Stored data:
_ _ _ _

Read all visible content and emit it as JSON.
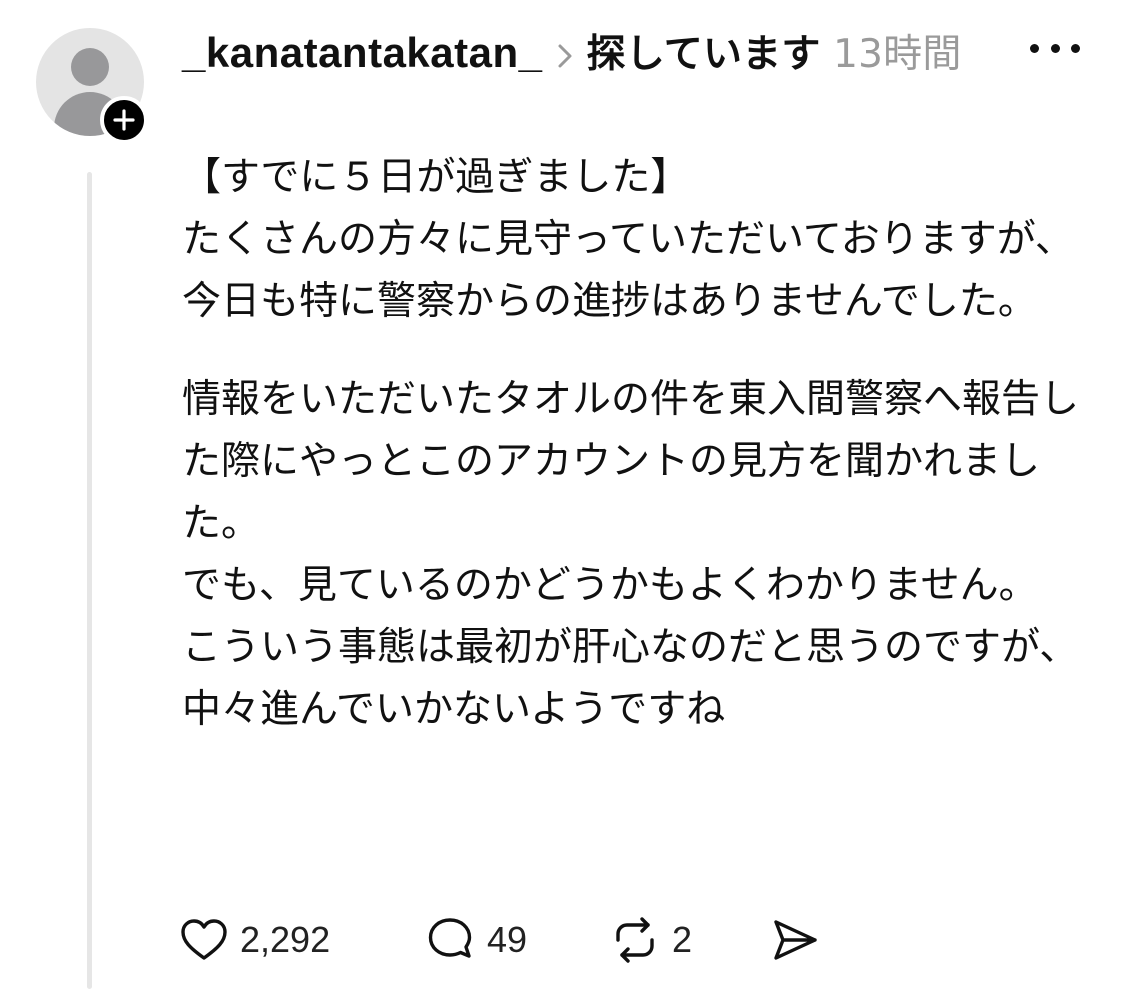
{
  "post": {
    "username": "_kanatantakatan_",
    "topic": "探しています",
    "time": "13時間",
    "body": {
      "p1_line1": "【すでに５日が過ぎました】",
      "p1_rest": "たくさんの方々に見守っていただいておりますが、今日も特に警察からの進捗はありませんでした。",
      "p2_a": "情報をいただいたタオルの件を東入間警察へ報告した際にやっとこのアカウントの見方を聞かれました。",
      "p2_b": "でも、見ているのかどうかもよくわかりません。",
      "p2_c": "こういう事態は最初が肝心なのだと思うのですが、中々進んでいかないようですね"
    },
    "actions": {
      "likes": "2,292",
      "replies": "49",
      "reposts": "2"
    }
  },
  "icons": {
    "avatar": "default-avatar-icon",
    "follow": "plus-icon",
    "chevron": "chevron-right-icon",
    "more": "more-horizontal-icon",
    "like": "heart-icon",
    "reply": "speech-bubble-icon",
    "repost": "repost-icon",
    "share": "send-icon"
  }
}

_ _ _ _

> Set problem
Repeat the material exactly as it reads, without any of its pictures.

> Full output
Read all visible content and emit it as JSON.
{
  "post": {
    "username": "_kanatantakatan_",
    "topic": "探しています",
    "time": "13時間",
    "body": {
      "p1_line1": "【すでに５日が過ぎました】",
      "p1_rest": "たくさんの方々に見守っていただいておりますが、今日も特に警察からの進捗はありませんでした。",
      "p2_a": "情報をいただいたタオルの件を東入間警察へ報告した際にやっとこのアカウントの見方を聞かれました。",
      "p2_b": "でも、見ているのかどうかもよくわかりません。",
      "p2_c": "こういう事態は最初が肝心なのだと思うのですが、中々進んでいかないようですね"
    },
    "actions": {
      "likes": "2,292",
      "replies": "49",
      "reposts": "2"
    }
  },
  "icons": {
    "avatar": "default-avatar-icon",
    "follow": "plus-icon",
    "chevron": "chevron-right-icon",
    "more": "more-horizontal-icon",
    "like": "heart-icon",
    "reply": "speech-bubble-icon",
    "repost": "repost-icon",
    "share": "send-icon"
  }
}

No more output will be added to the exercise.